**Description of the task**
Locate each line below that includes "Solar" and reproduce it.

Chart and figure data:
↓
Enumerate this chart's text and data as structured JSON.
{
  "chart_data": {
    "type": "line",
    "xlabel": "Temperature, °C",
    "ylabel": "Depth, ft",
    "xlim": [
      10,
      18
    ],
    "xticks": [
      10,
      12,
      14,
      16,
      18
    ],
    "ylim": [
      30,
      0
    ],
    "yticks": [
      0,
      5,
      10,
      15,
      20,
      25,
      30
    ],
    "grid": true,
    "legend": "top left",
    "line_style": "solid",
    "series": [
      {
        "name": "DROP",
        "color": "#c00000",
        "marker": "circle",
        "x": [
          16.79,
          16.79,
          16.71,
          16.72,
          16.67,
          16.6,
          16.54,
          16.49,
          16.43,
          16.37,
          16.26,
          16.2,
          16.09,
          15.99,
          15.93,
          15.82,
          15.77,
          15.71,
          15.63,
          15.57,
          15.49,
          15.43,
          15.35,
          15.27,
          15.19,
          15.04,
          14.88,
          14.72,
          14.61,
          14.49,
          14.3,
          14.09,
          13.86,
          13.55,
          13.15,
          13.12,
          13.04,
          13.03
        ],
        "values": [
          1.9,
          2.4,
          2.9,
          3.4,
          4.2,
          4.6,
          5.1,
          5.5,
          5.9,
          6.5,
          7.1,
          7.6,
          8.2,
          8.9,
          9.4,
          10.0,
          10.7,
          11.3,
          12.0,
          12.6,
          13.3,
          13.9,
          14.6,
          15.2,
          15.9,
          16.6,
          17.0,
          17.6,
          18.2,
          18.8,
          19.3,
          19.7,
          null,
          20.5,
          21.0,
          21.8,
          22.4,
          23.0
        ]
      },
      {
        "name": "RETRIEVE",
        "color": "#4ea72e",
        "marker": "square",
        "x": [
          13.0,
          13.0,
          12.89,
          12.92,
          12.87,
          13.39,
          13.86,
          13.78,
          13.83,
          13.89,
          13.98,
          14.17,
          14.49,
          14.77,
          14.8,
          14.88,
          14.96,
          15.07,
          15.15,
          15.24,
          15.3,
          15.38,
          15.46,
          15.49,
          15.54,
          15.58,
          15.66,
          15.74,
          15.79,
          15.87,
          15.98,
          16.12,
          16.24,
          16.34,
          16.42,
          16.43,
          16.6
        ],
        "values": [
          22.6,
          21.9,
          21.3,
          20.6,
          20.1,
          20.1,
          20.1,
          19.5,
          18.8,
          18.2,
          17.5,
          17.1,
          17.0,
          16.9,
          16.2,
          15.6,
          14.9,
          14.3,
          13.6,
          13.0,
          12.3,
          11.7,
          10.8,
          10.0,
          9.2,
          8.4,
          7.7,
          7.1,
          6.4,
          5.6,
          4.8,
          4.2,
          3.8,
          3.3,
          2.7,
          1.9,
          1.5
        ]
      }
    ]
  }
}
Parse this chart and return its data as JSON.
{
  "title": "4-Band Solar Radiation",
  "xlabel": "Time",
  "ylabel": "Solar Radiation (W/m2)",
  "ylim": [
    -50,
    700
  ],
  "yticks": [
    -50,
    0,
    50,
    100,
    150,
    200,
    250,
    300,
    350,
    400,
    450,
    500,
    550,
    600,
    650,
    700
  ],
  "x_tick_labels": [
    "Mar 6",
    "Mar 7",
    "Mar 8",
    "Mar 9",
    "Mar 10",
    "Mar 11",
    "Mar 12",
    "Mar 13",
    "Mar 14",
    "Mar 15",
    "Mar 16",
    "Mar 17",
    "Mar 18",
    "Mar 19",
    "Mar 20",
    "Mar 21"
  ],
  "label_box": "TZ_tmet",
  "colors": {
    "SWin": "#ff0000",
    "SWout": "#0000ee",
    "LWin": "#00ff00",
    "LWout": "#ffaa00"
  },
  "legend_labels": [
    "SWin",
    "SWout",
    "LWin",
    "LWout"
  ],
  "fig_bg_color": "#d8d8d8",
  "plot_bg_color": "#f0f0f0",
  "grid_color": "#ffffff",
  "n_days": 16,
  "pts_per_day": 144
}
↑
**Finished exercise**
  "title": "4-Band Solar Radiation",
  "ylabel": "Solar Radiation (W/m2)",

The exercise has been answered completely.